======== DATASET EXTRACT
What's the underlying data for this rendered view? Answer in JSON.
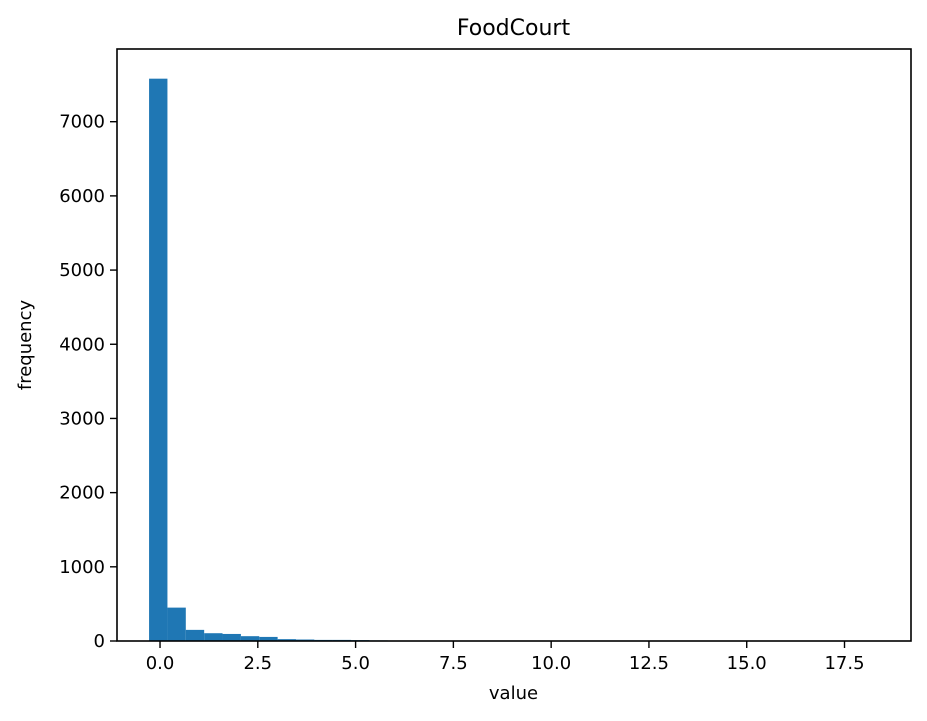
{
  "colors": {
    "bar": "#1f77b4",
    "axes": "#000000",
    "background": "#ffffff"
  },
  "chart_data": {
    "type": "bar",
    "title": "FoodCourt",
    "xlabel": "value",
    "ylabel": "frequency",
    "xlim": [
      -1.1,
      19.2
    ],
    "ylim": [
      0,
      7980
    ],
    "grid": false,
    "x_ticks": [
      0.0,
      2.5,
      5.0,
      7.5,
      10.0,
      12.5,
      15.0,
      17.5
    ],
    "x_tick_labels": [
      "0.0",
      "2.5",
      "5.0",
      "7.5",
      "10.0",
      "12.5",
      "15.0",
      "17.5"
    ],
    "y_ticks": [
      0,
      1000,
      2000,
      3000,
      4000,
      5000,
      6000,
      7000
    ],
    "y_tick_labels": [
      "0",
      "1000",
      "2000",
      "3000",
      "4000",
      "5000",
      "6000",
      "7000"
    ],
    "bin_start": -0.28,
    "bin_width": 0.4695,
    "values": [
      7580,
      450,
      150,
      105,
      95,
      65,
      55,
      25,
      20,
      15,
      15,
      12,
      8,
      6,
      5,
      4,
      3,
      3,
      2,
      2,
      2,
      1,
      1,
      1,
      1,
      1,
      1,
      1,
      1,
      1,
      1,
      1,
      1,
      1,
      1,
      1,
      1,
      1,
      1,
      1
    ]
  }
}
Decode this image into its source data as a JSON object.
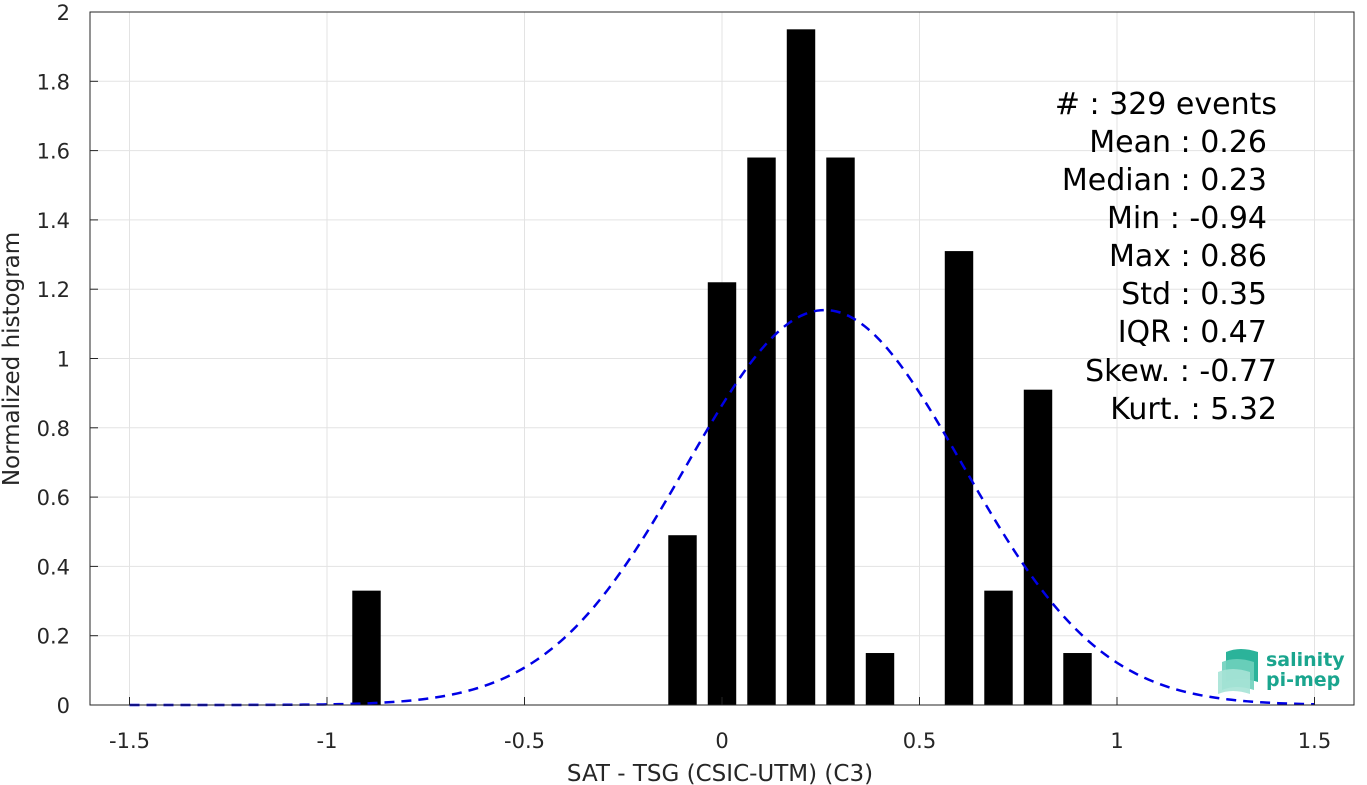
================
Which lines in the data above contain "this"? Show each one.

TASK OUTPUT:
What's the underlying data for this rendered view? Answer in JSON.
Decode this image into its source data as a JSON object.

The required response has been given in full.